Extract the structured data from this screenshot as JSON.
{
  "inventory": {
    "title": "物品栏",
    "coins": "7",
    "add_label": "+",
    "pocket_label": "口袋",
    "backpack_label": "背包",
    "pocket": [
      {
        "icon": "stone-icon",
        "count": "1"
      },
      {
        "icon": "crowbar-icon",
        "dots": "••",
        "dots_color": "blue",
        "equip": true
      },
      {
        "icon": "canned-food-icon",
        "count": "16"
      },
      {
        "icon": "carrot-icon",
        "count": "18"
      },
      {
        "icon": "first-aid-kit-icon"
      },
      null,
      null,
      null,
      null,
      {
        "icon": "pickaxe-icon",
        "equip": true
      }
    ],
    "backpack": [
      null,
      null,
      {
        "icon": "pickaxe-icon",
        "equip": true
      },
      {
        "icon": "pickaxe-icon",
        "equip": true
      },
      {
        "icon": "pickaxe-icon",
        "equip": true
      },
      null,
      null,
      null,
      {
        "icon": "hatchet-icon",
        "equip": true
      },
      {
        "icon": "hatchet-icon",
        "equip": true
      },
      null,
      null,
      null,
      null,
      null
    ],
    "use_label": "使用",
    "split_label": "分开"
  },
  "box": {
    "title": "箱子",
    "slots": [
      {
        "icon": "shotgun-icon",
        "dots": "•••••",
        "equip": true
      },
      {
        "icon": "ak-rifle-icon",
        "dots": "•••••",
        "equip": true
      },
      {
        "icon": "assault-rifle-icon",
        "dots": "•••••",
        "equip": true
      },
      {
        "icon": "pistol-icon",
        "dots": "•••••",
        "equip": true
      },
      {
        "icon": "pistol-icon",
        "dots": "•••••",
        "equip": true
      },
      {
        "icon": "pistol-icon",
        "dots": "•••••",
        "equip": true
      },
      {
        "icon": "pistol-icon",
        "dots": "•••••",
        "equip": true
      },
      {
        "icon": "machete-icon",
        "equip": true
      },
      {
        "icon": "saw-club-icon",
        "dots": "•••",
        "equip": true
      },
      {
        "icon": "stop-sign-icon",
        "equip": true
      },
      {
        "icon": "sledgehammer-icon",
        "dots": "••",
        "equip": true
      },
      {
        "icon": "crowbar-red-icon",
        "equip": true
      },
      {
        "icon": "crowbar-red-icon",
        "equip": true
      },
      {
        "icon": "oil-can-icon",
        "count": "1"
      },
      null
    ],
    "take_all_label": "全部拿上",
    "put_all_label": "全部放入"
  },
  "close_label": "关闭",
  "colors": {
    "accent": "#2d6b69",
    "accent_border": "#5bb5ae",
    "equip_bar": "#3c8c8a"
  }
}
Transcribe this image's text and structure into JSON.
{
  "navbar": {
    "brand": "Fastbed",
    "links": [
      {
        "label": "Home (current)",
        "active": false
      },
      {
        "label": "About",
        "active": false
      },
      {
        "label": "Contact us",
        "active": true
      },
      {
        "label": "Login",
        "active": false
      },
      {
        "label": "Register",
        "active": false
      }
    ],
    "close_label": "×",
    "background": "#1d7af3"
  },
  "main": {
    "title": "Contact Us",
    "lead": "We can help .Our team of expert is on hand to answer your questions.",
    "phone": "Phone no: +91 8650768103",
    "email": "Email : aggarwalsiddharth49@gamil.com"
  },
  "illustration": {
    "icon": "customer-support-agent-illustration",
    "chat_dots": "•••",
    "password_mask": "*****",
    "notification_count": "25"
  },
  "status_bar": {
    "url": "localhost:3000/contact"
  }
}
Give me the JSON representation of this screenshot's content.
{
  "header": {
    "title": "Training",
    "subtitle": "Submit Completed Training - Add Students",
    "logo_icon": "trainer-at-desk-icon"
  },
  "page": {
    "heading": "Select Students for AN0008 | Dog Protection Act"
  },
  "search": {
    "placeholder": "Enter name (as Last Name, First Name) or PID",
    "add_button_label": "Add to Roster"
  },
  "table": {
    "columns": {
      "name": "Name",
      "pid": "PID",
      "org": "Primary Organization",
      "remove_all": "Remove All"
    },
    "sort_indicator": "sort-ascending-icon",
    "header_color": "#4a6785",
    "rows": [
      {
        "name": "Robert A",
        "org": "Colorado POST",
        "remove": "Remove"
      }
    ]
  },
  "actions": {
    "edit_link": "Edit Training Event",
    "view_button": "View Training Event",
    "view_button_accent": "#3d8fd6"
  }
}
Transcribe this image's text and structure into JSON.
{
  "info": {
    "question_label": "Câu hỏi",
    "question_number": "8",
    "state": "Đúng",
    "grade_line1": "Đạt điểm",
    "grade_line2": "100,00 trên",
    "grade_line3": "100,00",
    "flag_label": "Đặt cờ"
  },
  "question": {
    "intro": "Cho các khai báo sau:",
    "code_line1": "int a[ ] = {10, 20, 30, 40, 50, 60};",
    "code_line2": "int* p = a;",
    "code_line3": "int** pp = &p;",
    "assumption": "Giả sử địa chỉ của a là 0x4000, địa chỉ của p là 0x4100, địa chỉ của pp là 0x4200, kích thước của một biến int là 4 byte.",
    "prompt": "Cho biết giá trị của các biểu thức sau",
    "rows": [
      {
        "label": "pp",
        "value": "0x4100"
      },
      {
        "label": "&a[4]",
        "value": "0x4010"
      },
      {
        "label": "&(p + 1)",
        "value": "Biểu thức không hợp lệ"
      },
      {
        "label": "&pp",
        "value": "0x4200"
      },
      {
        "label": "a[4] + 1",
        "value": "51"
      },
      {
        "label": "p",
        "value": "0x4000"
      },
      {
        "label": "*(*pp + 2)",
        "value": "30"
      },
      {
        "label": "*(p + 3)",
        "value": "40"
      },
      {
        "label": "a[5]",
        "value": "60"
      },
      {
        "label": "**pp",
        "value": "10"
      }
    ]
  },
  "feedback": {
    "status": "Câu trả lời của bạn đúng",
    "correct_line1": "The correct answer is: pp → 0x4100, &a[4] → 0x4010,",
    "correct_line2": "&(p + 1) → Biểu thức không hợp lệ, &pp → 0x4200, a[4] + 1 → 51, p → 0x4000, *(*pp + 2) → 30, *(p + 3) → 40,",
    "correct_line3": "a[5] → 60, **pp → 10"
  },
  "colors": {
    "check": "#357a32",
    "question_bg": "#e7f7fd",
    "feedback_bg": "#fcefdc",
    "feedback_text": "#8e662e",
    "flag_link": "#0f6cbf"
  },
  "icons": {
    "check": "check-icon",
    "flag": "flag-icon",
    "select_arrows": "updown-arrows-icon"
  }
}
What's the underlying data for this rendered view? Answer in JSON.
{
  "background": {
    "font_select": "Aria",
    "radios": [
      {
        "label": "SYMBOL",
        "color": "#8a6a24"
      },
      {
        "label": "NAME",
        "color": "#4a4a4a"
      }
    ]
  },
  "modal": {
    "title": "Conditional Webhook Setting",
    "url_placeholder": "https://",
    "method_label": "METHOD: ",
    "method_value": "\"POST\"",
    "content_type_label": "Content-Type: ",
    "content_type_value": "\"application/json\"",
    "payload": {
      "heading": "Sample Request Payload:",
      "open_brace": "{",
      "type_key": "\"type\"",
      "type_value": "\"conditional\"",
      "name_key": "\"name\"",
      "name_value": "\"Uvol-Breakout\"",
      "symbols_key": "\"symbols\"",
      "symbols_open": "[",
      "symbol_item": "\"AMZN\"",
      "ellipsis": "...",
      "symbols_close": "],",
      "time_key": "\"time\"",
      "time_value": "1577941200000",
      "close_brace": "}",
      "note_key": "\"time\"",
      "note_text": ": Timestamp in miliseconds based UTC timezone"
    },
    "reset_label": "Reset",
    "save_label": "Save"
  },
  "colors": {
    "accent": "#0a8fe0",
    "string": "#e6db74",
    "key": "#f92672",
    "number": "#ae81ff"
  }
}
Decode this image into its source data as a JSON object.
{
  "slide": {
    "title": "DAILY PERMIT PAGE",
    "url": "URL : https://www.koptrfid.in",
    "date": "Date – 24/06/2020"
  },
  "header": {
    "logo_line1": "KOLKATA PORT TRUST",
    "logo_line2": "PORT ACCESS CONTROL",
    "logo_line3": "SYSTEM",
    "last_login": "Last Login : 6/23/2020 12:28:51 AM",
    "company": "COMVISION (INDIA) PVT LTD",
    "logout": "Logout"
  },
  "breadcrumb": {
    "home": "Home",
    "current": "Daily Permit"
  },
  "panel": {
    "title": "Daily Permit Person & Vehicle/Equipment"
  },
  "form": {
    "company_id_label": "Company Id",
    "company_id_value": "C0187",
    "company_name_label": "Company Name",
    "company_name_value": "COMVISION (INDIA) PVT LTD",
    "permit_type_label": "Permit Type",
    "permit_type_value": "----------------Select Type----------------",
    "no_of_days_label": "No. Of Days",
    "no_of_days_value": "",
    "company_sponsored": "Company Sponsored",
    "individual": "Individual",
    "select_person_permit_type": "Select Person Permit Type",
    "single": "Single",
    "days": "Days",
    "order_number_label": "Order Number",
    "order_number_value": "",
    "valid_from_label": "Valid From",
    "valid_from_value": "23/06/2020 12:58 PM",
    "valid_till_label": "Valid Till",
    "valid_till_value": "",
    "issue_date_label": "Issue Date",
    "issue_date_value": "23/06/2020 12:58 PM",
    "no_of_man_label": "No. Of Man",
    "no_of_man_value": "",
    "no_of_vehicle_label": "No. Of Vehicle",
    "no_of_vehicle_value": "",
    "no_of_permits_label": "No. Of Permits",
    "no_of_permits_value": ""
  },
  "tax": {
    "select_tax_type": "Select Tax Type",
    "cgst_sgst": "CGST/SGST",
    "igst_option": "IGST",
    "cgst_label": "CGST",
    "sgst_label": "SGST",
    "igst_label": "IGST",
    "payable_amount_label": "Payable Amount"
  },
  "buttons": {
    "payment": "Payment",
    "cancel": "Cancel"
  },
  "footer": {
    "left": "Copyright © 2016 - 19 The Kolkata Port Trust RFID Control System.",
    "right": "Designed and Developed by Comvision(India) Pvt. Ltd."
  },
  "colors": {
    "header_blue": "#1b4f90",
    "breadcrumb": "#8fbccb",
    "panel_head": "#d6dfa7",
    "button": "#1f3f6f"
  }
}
━━━
- _TASK INSTRUCTIONS_
Find the word "Person" in the entries, and copy every line it shows up in.

- _SOLUTION TO THIS TASK_
    "title": "Daily Permit Person & Vehicle/Equipment"
    "select_person_permit_type": "Select Person Permit Type",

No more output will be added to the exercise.